### [Problem requirements]
All of the data must be printed exactly; please include every line.

▶

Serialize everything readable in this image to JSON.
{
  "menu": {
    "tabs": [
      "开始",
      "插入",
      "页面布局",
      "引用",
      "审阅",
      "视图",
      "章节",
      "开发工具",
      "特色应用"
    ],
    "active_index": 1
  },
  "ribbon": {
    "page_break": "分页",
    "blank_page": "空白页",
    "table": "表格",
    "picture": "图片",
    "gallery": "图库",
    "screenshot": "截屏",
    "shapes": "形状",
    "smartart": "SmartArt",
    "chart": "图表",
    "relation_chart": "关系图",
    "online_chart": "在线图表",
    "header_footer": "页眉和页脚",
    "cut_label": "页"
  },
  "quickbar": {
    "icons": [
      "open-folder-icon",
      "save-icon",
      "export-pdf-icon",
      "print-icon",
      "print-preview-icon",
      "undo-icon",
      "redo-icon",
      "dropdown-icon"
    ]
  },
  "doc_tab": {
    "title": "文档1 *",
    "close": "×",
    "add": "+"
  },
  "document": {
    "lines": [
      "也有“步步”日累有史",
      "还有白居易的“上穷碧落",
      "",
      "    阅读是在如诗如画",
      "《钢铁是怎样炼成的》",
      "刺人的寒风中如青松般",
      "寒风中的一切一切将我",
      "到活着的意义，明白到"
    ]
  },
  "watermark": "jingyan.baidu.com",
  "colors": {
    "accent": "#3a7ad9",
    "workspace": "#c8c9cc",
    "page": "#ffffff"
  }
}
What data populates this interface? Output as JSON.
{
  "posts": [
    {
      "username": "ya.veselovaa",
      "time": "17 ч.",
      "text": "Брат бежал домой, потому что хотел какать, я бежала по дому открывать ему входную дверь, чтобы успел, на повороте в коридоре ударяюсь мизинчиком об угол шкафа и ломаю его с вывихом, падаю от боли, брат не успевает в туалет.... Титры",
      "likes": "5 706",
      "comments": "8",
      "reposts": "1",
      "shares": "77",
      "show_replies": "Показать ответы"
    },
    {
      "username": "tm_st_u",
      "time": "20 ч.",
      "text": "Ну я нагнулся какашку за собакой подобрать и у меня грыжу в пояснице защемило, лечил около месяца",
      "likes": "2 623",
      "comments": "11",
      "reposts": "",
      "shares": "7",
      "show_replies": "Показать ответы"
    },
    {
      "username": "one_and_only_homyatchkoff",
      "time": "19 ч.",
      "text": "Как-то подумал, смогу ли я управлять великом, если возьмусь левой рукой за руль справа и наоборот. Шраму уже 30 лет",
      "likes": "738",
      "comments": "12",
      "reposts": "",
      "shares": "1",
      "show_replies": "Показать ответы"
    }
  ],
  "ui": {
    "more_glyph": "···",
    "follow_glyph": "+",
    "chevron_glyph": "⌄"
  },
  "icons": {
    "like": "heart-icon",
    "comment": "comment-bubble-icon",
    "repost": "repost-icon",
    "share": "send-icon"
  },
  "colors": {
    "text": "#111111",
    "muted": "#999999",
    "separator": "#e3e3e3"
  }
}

◀

### [Written answer]
Serialize everything readable in this image to JSON.
{
  "menu": {
    "tabs": [
      "开始",
      "插入",
      "页面布局",
      "引用",
      "审阅",
      "视图",
      "章节",
      "开发工具",
      "特色应用"
    ],
    "active_index": 1
  },
  "ribbon": {
    "page_break": "分页",
    "blank_page": "空白页",
    "table": "表格",
    "picture": "图片",
    "gallery": "图库",
    "screenshot": "截屏",
    "shapes": "形状",
    "smartart": "SmartArt",
    "chart": "图表",
    "relation_chart": "关系图",
    "online_chart": "在线图表",
    "header_footer": "页眉和页脚",
    "cut_label": "页"
  },
  "quickbar": {
    "icons": [
      "open-folder-icon",
      "save-icon",
      "export-pdf-icon",
      "print-icon",
      "print-preview-icon",
      "undo-icon",
      "redo-icon",
      "dropdown-icon"
    ]
  },
  "doc_tab": {
    "title": "文档1 *",
    "close": "×",
    "add": "+"
  },
  "document": {
    "lines": [
      "也有“步步”日累有史",
      "还有白居易的“上穷碧落",
      "",
      "    阅读是在如诗如画",
      "《钢铁是怎样炼成的》",
      "刺人的寒风中如青松般",
      "寒风中的一切一切将我",
      "到活着的意义，明白到"
    ]
  },
  "watermark": "jingyan.baidu.com",
  "colors": {
    "accent": "#3a7ad9",
    "workspace": "#c8c9cc",
    "page": "#ffffff"
  }
}
What data populates this interface? Output as JSON.
{
  "posts": [
    {
      "username": "ya.veselovaa",
      "time": "17 ч.",
      "text": "Брат бежал домой, потому что хотел какать, я бежала по дому открывать ему входную дверь, чтобы успел, на повороте в коридоре ударяюсь мизинчиком об угол шкафа и ломаю его с вывихом, падаю от боли, брат не успевает в туалет.... Титры",
      "likes": "5 706",
      "comments": "8",
      "reposts": "1",
      "shares": "77",
      "show_replies": "Показать ответы"
    },
    {
      "username": "tm_st_u",
      "time": "20 ч.",
      "text": "Ну я нагнулся какашку за собакой подобрать и у меня грыжу в пояснице защемило, лечил около месяца",
      "likes": "2 623",
      "comments": "11",
      "reposts": "",
      "shares": "7",
      "show_replies": "Показать ответы"
    },
    {
      "username": "one_and_only_homyatchkoff",
      "time": "19 ч.",
      "text": "Как-то подумал, смогу ли я управлять великом, если возьмусь левой рукой за руль справа и наоборот. Шраму уже 30 лет",
      "likes": "738",
      "comments": "12",
      "reposts": "",
      "shares": "1",
      "show_replies": "Показать ответы"
    }
  ],
  "ui": {
    "more_glyph": "···",
    "follow_glyph": "+",
    "chevron_glyph": "⌄"
  },
  "icons": {
    "like": "heart-icon",
    "comment": "comment-bubble-icon",
    "repost": "repost-icon",
    "share": "send-icon"
  },
  "colors": {
    "text": "#111111",
    "muted": "#999999",
    "separator": "#e3e3e3"
  }
}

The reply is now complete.